Your answer must be an exact repetition of every record.
----
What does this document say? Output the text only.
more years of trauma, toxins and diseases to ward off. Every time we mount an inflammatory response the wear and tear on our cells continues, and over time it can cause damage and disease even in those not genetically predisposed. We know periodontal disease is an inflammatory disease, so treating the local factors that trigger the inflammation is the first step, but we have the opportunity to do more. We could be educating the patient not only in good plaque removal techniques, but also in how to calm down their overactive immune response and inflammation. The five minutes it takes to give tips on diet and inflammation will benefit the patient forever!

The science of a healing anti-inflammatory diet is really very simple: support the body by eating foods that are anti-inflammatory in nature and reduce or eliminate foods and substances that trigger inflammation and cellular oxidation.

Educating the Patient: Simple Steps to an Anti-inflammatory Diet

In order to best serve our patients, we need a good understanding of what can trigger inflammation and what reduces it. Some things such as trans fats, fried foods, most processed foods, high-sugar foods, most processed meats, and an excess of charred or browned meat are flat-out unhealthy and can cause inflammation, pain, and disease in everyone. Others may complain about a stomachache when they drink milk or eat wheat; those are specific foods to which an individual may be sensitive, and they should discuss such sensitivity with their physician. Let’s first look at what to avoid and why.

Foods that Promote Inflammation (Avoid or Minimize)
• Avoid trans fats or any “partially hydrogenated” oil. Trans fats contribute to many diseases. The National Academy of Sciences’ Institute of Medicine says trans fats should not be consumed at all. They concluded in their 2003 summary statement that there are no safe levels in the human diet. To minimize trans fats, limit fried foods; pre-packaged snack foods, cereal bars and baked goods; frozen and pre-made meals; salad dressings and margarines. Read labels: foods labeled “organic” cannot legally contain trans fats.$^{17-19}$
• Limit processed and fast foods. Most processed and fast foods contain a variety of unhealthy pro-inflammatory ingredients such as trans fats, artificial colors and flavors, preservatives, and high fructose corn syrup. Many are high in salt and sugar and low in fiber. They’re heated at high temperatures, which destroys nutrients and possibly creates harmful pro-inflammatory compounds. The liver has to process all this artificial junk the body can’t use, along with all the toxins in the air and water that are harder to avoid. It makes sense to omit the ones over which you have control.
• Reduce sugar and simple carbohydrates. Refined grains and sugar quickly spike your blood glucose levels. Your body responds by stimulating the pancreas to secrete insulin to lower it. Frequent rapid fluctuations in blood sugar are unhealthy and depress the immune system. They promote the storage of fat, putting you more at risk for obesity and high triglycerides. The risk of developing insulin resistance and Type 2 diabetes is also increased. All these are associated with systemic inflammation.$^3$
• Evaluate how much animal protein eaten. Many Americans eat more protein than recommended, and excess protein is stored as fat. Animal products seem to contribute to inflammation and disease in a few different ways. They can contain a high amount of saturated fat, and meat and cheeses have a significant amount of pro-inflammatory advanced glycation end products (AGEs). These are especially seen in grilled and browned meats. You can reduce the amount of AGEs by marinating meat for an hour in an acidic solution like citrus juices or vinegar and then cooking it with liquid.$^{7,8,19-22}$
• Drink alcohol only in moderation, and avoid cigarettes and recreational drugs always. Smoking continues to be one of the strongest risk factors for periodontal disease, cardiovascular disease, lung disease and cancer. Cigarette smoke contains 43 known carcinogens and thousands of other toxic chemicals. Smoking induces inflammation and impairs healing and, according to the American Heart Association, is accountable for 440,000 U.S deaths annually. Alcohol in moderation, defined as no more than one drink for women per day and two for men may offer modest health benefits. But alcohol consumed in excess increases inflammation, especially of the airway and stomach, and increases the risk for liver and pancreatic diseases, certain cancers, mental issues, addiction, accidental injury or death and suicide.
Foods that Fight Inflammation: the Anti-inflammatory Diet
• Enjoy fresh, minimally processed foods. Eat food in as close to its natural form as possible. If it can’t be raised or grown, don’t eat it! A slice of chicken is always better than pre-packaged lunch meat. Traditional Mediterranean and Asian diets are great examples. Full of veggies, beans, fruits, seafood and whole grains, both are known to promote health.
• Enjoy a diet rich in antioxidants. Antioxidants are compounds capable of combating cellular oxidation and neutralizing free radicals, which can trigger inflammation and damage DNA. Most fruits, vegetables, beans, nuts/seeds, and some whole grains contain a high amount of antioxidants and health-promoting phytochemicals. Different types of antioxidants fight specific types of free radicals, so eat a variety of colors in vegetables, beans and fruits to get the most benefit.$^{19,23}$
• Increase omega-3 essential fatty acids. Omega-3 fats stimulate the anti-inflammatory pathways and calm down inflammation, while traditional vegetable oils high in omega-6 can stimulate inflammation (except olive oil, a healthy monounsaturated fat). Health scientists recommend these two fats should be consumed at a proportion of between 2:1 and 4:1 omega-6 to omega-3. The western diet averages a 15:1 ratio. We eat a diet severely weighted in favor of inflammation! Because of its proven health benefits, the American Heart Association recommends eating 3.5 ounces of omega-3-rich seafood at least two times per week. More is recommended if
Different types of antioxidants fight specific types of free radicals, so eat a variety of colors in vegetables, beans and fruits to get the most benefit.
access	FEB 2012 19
----
▸ **Your response**
What does this document say? Output the text only.
more years of trauma, toxins and diseases to ward off. Every time we mount an inflammatory response the wear and tear on our cells continues, and over time it can cause damage and disease even in those not genetically predisposed. We know periodontal disease is an inflammatory disease, so treating the local factors that trigger the inflammation is the first step, but we have the opportunity to do more. We could be educating the patient not only in good plaque removal techniques, but also in how to calm down their overactive immune response and inflammation. The five minutes it takes to give tips on diet and inflammation will benefit the patient forever!

The science of a healing anti-inflammatory diet is really very simple: support the body by eating foods that are anti-inflammatory in nature and reduce or eliminate foods and substances that trigger inflammation and cellular oxidation.

Educating the Patient: Simple Steps to an Anti-inflammatory Diet

In order to best serve our patients, we need a good understanding of what can trigger inflammation and what reduces it. Some things such as trans fats, fried foods, most processed foods, high-sugar foods, most processed meats, and an excess of charred or browned meat are flat-out unhealthy and can cause inflammation, pain, and disease in everyone. Others may complain about a stomachache when they drink milk or eat wheat; those are specific foods to which an individual may be sensitive, and they should discuss such sensitivity with their physician. Let’s first look at what to avoid and why.

Foods that Promote Inflammation (Avoid or Minimize)
• Avoid trans fats or any “partially hydrogenated” oil. Trans fats contribute to many diseases. The National Academy of Sciences’ Institute of Medicine says trans fats should not be consumed at all. They concluded in their 2003 summary statement that there are no safe levels in the human diet. To minimize trans fats, limit fried foods; pre-packaged snack foods, cereal bars and baked goods; frozen and pre-made meals; salad dressings and margarines. Read labels: foods labeled “organic” cannot legally contain trans fats.$^{17-19}$
• Limit processed and fast foods. Most processed and fast foods contain a variety of unhealthy pro-inflammatory ingredients such as trans fats, artificial colors and flavors, preservatives, and high fructose corn syrup. Many are high in salt and sugar and low in fiber. They’re heated at high temperatures, which destroys nutrients and possibly creates harmful pro-inflammatory compounds. The liver has to process all this artificial junk the body can’t use, along with all the toxins in the air and water that are harder to avoid. It makes sense to omit the ones over which you have control.
• Reduce sugar and simple carbohydrates. Refined grains and sugar quickly spike your blood glucose levels. Your body responds by stimulating the pancreas to secrete insulin to lower it. Frequent rapid fluctuations in blood sugar are unhealthy and depress the immune system. They promote the storage of fat, putting you more at risk for obesity and high triglycerides. The risk of developing insulin resistance and Type 2 diabetes is also increased. All these are associated with systemic inflammation.$^3$
• Evaluate how much animal protein eaten. Many Americans eat more protein than recommended, and excess protein is stored as fat. Animal products seem to contribute to inflammation and disease in a few different ways. They can contain a high amount of saturated fat, and meat and cheeses have a significant amount of pro-inflammatory advanced glycation end products (AGEs). These are especially seen in grilled and browned meats. You can reduce the amount of AGEs by marinating meat for an hour in an acidic solution like citrus juices or vinegar and then cooking it with liquid.$^{7,8,19-22}$
• Drink alcohol only in moderation, and avoid cigarettes and recreational drugs always. Smoking continues to be one of the strongest risk factors for periodontal disease, cardiovascular disease, lung disease and cancer. Cigarette smoke contains 43 known carcinogens and thousands of other toxic chemicals. Smoking induces inflammation and impairs healing and, according to the American Heart Association, is accountable for 440,000 U.S deaths annually. Alcohol in moderation, defined as no more than one drink for women per day and two for men may offer modest health benefits. But alcohol consumed in excess increases inflammation, especially of the airway and stomach, and increases the risk for liver and pancreatic diseases, certain cancers, mental issues, addiction, accidental injury or death and suicide.
Foods that Fight Inflammation: the Anti-inflammatory Diet
• Enjoy fresh, minimally processed foods. Eat food in as close to its natural form as possible. If it can’t be raised or grown, don’t eat it! A slice of chicken is always better than pre-packaged lunch meat. Traditional Mediterranean and Asian diets are great examples. Full of veggies, beans, fruits, seafood and whole grains, both are known to promote health.
• Enjoy a diet rich in antioxidants. Antioxidants are compounds capable of combating cellular oxidation and neutralizing free radicals, which can trigger inflammation and damage DNA. Most fruits, vegetables, beans, nuts/seeds, and some whole grains contain a high amount of antioxidants and health-promoting phytochemicals. Different types of antioxidants fight specific types of free radicals, so eat a variety of colors in vegetables, beans and fruits to get the most benefit.$^{19,23}$
• Increase omega-3 essential fatty acids. Omega-3 fats stimulate the anti-inflammatory pathways and calm down inflammation, while traditional vegetable oils high in omega-6 can stimulate inflammation (except olive oil, a healthy monounsaturated fat). Health scientists recommend these two fats should be consumed at a proportion of between 2:1 and 4:1 omega-6 to omega-3. The western diet averages a 15:1 ratio. We eat a diet severely weighted in favor of inflammation! Because of its proven health benefits, the American Heart Association recommends eating 3.5 ounces of omega-3-rich seafood at least two times per week. More is recommended if
Different types of antioxidants fight specific types of free radicals, so eat a variety of colors in vegetables, beans and fruits to get the most benefit.
access	FEB 2012 19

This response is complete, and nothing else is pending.